Required task
Word for word, restate every line of the material.

START Data excerpts

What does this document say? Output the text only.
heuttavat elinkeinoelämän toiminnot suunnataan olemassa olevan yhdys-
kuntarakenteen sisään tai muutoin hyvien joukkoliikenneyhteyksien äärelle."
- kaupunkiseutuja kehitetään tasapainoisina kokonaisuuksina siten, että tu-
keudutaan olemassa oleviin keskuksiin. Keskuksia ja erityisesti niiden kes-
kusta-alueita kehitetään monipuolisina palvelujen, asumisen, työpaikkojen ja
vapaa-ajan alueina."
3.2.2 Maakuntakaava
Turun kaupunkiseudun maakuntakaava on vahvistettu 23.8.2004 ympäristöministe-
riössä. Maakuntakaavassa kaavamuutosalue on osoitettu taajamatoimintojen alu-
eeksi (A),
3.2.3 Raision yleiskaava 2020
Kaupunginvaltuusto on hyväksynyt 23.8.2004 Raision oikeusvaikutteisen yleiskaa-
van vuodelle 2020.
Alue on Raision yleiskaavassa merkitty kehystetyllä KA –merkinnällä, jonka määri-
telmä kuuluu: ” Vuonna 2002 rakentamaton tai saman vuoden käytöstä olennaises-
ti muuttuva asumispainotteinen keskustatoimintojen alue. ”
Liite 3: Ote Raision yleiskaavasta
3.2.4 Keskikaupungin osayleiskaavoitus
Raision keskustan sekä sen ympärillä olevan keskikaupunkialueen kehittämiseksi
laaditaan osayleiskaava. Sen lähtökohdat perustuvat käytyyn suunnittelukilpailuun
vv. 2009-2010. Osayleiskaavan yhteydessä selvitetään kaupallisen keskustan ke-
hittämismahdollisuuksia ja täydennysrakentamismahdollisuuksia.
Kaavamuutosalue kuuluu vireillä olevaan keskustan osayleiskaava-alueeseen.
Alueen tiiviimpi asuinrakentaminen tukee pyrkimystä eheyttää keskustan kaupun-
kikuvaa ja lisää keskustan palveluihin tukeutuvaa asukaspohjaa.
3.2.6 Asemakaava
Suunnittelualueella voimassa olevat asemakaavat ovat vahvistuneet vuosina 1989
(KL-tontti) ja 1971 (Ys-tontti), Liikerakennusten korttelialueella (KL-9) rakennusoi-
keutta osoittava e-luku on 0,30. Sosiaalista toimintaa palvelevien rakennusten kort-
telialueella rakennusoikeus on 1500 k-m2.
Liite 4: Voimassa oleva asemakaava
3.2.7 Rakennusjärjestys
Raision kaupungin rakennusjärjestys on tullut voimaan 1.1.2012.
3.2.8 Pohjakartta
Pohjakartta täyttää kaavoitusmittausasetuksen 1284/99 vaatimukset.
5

END Data excerpts

Exercise response
What does this document say? Output the text only.
heuttavat elinkeinoelämän toiminnot suunnataan olemassa olevan yhdys-
kuntarakenteen sisään tai muutoin hyvien joukkoliikenneyhteyksien äärelle."
- kaupunkiseutuja kehitetään tasapainoisina kokonaisuuksina siten, että tu-
keudutaan olemassa oleviin keskuksiin. Keskuksia ja erityisesti niiden kes-
kusta-alueita kehitetään monipuolisina palvelujen, asumisen, työpaikkojen ja
vapaa-ajan alueina."
3.2.2 Maakuntakaava
Turun kaupunkiseudun maakuntakaava on vahvistettu 23.8.2004 ympäristöministe-
riössä. Maakuntakaavassa kaavamuutosalue on osoitettu taajamatoimintojen alu-
eeksi (A),
3.2.3 Raision yleiskaava 2020
Kaupunginvaltuusto on hyväksynyt 23.8.2004 Raision oikeusvaikutteisen yleiskaa-
van vuodelle 2020.
Alue on Raision yleiskaavassa merkitty kehystetyllä KA –merkinnällä, jonka määri-
telmä kuuluu: ” Vuonna 2002 rakentamaton tai saman vuoden käytöstä olennaises-
ti muuttuva asumispainotteinen keskustatoimintojen alue. ”
Liite 3: Ote Raision yleiskaavasta
3.2.4 Keskikaupungin osayleiskaavoitus
Raision keskustan sekä sen ympärillä olevan keskikaupunkialueen kehittämiseksi
laaditaan osayleiskaava. Sen lähtökohdat perustuvat käytyyn suunnittelukilpailuun
vv. 2009-2010. Osayleiskaavan yhteydessä selvitetään kaupallisen keskustan ke-
hittämismahdollisuuksia ja täydennysrakentamismahdollisuuksia.
Kaavamuutosalue kuuluu vireillä olevaan keskustan osayleiskaava-alueeseen.
Alueen tiiviimpi asuinrakentaminen tukee pyrkimystä eheyttää keskustan kaupun-
kikuvaa ja lisää keskustan palveluihin tukeutuvaa asukaspohjaa.
3.2.6 Asemakaava
Suunnittelualueella voimassa olevat asemakaavat ovat vahvistuneet vuosina 1989
(KL-tontti) ja 1971 (Ys-tontti), Liikerakennusten korttelialueella (KL-9) rakennusoi-
keutta osoittava e-luku on 0,30. Sosiaalista toimintaa palvelevien rakennusten kort-
telialueella rakennusoikeus on 1500 k-m2.
Liite 4: Voimassa oleva asemakaava
3.2.7 Rakennusjärjestys
Raision kaupungin rakennusjärjestys on tullut voimaan 1.1.2012.
3.2.8 Pohjakartta
Pohjakartta täyttää kaavoitusmittausasetuksen 1284/99 vaatimukset.
5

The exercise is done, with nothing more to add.